[PROVIDED ENTRIES]

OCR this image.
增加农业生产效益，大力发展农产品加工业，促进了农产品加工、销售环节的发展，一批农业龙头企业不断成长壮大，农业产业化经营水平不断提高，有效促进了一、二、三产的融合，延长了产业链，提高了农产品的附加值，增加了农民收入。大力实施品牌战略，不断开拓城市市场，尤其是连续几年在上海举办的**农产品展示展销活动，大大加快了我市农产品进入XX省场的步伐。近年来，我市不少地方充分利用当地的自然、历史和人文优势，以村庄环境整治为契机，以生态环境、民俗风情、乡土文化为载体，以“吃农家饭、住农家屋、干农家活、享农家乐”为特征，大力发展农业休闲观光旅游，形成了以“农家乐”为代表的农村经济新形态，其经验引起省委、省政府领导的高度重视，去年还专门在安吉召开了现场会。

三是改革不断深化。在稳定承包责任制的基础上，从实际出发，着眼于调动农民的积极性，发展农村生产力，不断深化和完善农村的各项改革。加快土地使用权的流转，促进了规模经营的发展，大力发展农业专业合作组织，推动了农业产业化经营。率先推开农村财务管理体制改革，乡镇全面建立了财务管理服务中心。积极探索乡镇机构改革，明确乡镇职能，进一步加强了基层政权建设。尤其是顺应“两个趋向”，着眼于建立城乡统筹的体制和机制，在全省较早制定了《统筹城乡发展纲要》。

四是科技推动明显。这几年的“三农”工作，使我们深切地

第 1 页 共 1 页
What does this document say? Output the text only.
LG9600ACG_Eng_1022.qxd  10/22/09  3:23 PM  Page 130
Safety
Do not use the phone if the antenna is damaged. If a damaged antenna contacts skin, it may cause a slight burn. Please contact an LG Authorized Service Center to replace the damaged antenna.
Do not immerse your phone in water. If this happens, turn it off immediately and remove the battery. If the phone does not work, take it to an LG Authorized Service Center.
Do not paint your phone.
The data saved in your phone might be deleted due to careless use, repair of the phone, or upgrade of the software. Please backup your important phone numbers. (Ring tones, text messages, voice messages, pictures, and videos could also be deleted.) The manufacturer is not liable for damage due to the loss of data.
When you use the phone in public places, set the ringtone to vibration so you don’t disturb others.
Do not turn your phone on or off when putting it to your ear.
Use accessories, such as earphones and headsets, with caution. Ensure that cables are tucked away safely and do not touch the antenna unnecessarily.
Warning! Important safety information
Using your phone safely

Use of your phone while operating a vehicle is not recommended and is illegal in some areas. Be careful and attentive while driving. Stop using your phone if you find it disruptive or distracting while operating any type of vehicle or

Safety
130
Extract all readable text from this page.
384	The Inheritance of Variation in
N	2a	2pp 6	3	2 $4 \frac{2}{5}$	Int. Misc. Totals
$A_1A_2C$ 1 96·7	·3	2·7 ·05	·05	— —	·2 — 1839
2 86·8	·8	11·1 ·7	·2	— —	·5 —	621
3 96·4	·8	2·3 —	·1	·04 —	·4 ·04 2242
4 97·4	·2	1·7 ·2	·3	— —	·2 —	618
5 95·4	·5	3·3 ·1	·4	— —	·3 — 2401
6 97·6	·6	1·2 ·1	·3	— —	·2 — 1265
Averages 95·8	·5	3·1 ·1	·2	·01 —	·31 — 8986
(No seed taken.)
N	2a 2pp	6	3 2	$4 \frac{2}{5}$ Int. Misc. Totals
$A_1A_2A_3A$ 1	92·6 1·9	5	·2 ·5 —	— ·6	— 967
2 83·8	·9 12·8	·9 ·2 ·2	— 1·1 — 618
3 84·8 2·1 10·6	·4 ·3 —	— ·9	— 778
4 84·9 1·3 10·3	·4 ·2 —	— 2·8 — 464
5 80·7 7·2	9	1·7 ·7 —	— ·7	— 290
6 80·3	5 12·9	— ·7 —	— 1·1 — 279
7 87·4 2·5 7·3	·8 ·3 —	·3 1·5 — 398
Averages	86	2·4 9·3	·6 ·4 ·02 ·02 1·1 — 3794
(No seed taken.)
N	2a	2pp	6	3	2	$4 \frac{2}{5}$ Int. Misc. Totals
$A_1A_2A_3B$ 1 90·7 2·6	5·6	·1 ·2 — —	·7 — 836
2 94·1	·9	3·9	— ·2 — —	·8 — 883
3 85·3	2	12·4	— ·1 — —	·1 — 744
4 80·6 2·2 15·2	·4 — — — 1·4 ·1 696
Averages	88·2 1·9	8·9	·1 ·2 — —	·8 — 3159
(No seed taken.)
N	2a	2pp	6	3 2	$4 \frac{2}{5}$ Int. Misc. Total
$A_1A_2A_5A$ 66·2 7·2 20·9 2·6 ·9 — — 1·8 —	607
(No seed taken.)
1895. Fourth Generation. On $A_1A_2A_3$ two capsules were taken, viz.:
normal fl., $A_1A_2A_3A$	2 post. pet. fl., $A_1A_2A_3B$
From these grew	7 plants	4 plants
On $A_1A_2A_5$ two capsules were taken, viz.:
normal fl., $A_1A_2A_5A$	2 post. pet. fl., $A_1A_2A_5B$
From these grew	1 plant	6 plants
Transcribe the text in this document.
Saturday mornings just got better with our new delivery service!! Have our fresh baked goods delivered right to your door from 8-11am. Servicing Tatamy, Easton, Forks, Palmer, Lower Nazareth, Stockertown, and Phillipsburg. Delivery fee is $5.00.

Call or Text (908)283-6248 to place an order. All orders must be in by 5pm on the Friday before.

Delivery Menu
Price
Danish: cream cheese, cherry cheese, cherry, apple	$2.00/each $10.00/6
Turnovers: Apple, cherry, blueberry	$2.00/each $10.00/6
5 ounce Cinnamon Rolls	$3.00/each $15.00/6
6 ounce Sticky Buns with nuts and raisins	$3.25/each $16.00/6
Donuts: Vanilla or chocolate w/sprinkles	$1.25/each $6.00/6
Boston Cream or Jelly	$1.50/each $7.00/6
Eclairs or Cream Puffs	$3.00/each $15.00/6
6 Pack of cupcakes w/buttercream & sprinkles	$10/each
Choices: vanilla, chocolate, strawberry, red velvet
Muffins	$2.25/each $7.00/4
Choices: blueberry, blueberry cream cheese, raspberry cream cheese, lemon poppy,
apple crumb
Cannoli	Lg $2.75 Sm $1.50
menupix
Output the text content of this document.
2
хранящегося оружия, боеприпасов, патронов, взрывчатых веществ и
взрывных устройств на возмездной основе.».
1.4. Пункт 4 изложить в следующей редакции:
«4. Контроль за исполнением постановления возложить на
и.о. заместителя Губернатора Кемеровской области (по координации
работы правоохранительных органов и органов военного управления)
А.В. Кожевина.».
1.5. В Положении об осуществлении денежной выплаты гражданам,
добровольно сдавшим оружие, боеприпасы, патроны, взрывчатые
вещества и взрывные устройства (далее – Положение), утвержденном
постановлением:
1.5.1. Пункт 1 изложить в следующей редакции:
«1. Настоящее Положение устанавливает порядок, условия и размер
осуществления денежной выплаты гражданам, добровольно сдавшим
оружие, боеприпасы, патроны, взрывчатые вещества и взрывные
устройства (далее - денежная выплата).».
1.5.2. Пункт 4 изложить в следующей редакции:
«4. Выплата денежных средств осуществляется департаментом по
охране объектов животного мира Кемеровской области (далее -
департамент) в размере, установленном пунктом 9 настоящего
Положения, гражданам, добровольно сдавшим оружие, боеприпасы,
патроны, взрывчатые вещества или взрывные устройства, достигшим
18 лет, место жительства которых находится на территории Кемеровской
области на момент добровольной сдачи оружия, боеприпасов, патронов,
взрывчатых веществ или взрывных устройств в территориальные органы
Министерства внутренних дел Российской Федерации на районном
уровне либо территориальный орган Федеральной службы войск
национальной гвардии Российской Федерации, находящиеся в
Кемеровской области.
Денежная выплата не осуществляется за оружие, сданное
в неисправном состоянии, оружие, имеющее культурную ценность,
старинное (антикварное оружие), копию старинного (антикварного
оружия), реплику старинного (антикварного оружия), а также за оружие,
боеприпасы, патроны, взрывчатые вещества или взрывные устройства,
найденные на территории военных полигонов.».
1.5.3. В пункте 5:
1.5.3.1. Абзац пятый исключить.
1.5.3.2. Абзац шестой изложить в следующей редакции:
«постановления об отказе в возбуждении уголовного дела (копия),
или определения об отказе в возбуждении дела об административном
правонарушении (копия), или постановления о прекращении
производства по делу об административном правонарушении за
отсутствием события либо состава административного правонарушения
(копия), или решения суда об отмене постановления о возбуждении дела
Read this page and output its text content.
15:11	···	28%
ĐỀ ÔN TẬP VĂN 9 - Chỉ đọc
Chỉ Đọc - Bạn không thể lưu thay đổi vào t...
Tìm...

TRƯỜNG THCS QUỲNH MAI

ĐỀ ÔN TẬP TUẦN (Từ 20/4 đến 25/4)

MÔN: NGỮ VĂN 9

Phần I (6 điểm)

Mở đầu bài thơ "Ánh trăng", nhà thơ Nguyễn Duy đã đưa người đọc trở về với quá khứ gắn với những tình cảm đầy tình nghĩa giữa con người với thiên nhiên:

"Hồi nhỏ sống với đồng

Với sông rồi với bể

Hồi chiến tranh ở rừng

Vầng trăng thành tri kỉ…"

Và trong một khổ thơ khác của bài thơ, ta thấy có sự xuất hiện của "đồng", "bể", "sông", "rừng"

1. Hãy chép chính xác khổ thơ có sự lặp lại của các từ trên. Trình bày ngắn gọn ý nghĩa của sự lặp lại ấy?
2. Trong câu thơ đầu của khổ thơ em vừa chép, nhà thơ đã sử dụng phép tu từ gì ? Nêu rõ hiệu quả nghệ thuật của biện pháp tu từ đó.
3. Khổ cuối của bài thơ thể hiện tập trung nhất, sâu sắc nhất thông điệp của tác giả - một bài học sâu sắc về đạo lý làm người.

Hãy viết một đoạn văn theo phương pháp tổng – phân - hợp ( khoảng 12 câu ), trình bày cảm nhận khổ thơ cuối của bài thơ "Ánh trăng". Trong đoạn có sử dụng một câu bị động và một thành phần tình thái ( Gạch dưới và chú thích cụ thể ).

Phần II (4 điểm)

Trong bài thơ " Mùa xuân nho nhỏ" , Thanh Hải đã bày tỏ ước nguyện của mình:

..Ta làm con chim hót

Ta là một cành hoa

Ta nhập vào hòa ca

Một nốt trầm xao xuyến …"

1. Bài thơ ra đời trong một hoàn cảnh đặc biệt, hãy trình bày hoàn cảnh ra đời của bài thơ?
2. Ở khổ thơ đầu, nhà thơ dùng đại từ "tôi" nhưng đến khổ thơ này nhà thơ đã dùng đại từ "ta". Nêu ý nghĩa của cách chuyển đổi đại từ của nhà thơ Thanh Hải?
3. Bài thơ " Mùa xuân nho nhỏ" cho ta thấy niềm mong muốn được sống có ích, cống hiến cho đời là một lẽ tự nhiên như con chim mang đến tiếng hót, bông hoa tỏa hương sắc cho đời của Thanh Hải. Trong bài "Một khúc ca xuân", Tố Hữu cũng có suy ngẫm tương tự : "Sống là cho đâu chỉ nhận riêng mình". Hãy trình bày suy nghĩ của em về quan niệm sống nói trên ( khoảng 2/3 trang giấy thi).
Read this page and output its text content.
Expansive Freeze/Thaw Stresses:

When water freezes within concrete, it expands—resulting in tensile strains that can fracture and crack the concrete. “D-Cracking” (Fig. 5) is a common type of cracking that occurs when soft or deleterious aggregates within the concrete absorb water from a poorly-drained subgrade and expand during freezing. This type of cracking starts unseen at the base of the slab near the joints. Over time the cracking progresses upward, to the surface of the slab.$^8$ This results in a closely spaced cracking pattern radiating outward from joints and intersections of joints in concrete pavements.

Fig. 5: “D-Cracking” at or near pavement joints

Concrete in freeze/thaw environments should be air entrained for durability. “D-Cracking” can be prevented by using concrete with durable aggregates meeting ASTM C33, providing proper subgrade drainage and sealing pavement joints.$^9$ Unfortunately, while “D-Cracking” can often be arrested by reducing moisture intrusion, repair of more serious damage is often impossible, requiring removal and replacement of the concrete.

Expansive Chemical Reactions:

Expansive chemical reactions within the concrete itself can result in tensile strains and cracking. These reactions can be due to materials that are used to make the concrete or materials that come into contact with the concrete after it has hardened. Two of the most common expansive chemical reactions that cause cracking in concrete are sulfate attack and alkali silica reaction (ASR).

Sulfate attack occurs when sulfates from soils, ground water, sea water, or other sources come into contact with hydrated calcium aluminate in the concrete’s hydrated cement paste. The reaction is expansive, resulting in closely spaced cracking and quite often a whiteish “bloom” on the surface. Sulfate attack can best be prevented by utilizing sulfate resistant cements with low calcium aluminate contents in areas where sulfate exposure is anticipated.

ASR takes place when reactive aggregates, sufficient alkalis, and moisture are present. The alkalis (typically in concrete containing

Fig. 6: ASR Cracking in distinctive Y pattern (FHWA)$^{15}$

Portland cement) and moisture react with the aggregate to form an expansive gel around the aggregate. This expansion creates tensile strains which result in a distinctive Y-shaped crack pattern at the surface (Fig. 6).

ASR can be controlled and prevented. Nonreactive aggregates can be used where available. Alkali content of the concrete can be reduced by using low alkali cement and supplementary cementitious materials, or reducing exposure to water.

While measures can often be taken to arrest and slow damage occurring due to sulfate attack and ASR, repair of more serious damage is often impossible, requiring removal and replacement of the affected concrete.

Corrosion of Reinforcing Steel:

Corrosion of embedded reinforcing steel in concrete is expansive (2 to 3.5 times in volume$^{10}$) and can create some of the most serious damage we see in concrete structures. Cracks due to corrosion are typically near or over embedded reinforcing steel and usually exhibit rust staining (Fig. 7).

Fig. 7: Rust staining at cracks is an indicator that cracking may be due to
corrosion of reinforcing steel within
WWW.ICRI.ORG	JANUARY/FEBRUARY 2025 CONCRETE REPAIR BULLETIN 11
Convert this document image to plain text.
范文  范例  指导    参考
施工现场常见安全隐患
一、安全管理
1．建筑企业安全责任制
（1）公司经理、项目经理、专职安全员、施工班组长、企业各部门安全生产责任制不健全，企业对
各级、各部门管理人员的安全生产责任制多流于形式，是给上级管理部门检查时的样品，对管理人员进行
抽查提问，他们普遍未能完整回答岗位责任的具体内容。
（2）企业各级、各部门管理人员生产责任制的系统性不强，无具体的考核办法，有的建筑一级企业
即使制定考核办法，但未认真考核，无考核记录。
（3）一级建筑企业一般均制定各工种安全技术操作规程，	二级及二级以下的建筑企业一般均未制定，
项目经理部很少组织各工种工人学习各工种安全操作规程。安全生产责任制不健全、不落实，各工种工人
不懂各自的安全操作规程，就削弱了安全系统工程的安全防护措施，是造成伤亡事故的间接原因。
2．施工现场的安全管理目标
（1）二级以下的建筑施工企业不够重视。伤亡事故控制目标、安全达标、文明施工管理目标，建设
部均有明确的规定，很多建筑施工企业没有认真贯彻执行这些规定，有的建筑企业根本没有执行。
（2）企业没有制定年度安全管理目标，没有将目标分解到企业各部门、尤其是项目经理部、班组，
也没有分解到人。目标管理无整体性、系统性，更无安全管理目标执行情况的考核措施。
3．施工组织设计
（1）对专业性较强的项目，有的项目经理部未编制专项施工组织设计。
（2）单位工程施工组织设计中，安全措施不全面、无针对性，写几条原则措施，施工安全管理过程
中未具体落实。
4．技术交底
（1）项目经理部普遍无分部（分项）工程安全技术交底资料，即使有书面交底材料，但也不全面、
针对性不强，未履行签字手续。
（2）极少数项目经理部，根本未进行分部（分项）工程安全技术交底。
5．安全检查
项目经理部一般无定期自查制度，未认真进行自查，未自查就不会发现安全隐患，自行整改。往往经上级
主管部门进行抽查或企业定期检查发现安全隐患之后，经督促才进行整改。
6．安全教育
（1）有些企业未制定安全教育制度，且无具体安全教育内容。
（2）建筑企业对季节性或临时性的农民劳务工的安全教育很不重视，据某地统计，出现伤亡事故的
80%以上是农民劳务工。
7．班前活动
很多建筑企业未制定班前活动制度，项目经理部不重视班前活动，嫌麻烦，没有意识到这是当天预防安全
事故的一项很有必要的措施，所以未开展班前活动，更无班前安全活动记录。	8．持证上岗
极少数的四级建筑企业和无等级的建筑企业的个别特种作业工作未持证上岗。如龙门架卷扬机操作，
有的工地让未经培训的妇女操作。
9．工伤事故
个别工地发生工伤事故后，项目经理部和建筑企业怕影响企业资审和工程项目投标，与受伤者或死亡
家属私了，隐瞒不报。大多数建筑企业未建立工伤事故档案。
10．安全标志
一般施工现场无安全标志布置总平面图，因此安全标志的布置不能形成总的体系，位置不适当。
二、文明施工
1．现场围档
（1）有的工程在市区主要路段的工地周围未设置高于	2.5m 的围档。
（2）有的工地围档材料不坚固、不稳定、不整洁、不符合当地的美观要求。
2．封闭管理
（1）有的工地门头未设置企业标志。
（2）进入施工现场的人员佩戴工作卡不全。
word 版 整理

[YOUR GOAL] Search the entries for the word "cherry" and pick out every line that holds it.

[TASK ANSWER]
Danish: cream cheese, cherry cheese, cherry, apple	$2.00/each $10.00/6
Turnovers: Apple, cherry, blueberry	$2.00/each $10.00/6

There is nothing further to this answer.